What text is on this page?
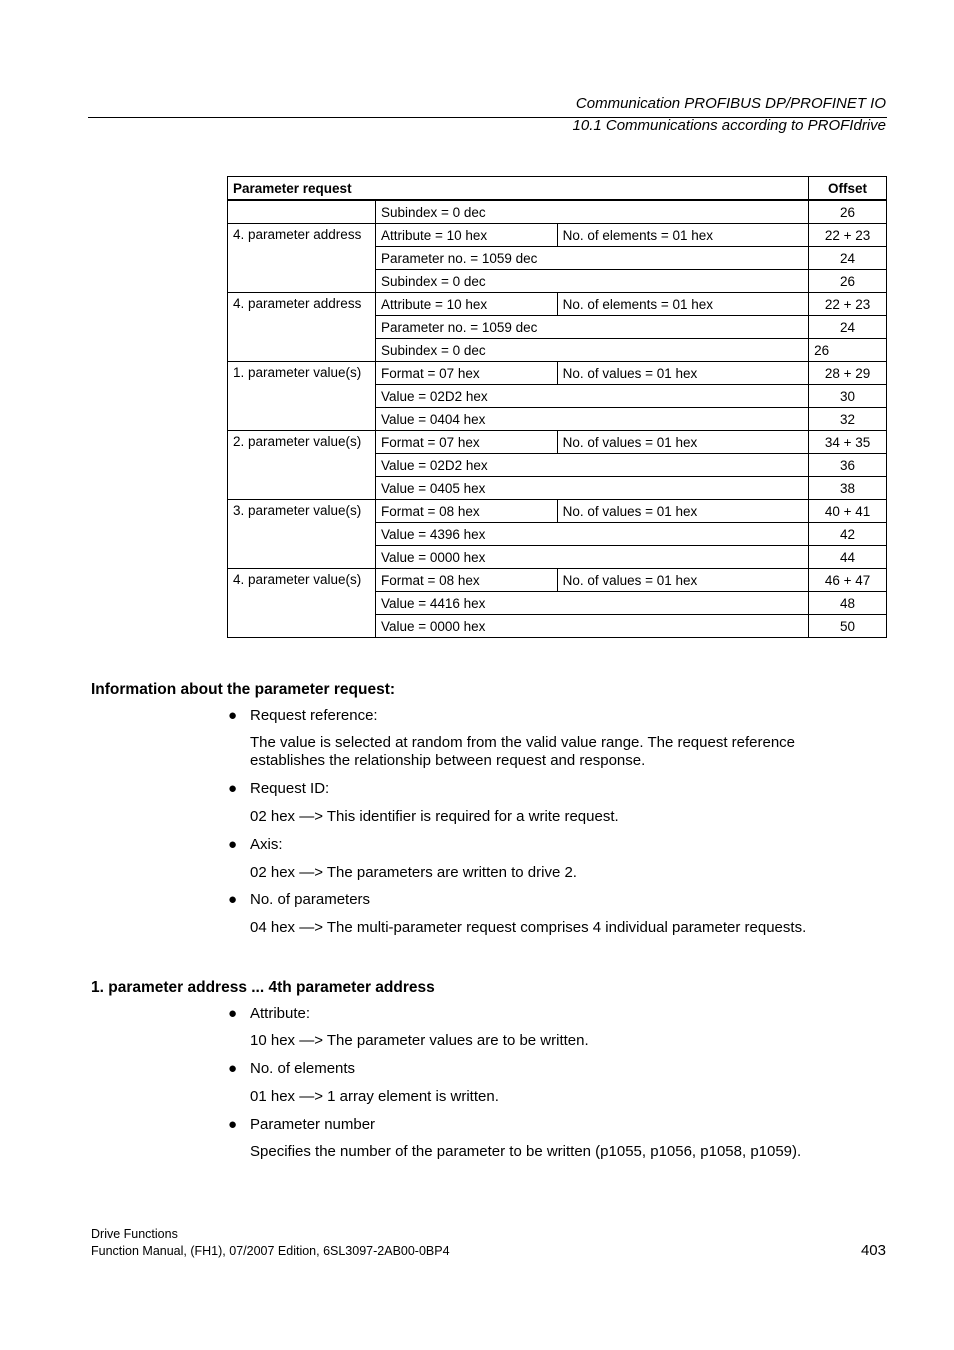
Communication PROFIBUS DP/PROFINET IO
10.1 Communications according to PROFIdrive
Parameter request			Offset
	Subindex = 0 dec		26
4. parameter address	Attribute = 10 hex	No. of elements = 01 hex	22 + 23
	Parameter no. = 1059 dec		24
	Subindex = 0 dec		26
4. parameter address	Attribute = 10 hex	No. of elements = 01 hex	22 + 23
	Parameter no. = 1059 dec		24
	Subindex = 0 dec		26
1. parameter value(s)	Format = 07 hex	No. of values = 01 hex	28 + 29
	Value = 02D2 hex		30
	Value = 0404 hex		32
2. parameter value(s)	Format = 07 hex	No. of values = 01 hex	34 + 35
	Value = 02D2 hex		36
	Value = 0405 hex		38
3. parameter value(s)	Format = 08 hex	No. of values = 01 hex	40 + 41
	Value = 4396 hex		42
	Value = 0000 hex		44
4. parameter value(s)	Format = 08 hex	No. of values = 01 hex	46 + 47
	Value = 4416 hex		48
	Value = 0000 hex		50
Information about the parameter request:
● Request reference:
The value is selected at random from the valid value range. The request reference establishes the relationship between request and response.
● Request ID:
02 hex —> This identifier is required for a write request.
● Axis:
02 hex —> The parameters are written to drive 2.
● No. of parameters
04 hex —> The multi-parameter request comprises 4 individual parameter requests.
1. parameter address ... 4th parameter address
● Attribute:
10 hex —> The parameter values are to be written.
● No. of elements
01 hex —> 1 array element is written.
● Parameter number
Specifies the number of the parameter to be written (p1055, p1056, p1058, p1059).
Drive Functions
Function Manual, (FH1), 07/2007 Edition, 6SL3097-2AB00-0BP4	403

######

• **TASK DETAILS**: The listing above must be printed again exactly, minus its pictures.

• **CORRECT RESULT**:
What text is on this page?
Communication PROFIBUS DP/PROFINET IO
10.1 Communications according to PROFIdrive
Parameter request			Offset
	Subindex = 0 dec		26
4. parameter address	Attribute = 10 hex	No. of elements = 01 hex	22 + 23
	Parameter no. = 1059 dec		24
	Subindex = 0 dec		26
4. parameter address	Attribute = 10 hex	No. of elements = 01 hex	22 + 23
	Parameter no. = 1059 dec		24
	Subindex = 0 dec		26
1. parameter value(s)	Format = 07 hex	No. of values = 01 hex	28 + 29
	Value = 02D2 hex		30
	Value = 0404 hex		32
2. parameter value(s)	Format = 07 hex	No. of values = 01 hex	34 + 35
	Value = 02D2 hex		36
	Value = 0405 hex		38
3. parameter value(s)	Format = 08 hex	No. of values = 01 hex	40 + 41
	Value = 4396 hex		42
	Value = 0000 hex		44
4. parameter value(s)	Format = 08 hex	No. of values = 01 hex	46 + 47
	Value = 4416 hex		48
	Value = 0000 hex		50
Information about the parameter request:
● Request reference:
The value is selected at random from the valid value range. The request reference establishes the relationship between request and response.
● Request ID:
02 hex —> This identifier is required for a write request.
● Axis:
02 hex —> The parameters are written to drive 2.
● No. of parameters
04 hex —> The multi-parameter request comprises 4 individual parameter requests.
1. parameter address ... 4th parameter address
● Attribute:
10 hex —> The parameter values are to be written.
● No. of elements
01 hex —> 1 array element is written.
● Parameter number
Specifies the number of the parameter to be written (p1055, p1056, p1058, p1059).
Drive Functions
Function Manual, (FH1), 07/2007 Edition, 6SL3097-2AB00-0BP4	403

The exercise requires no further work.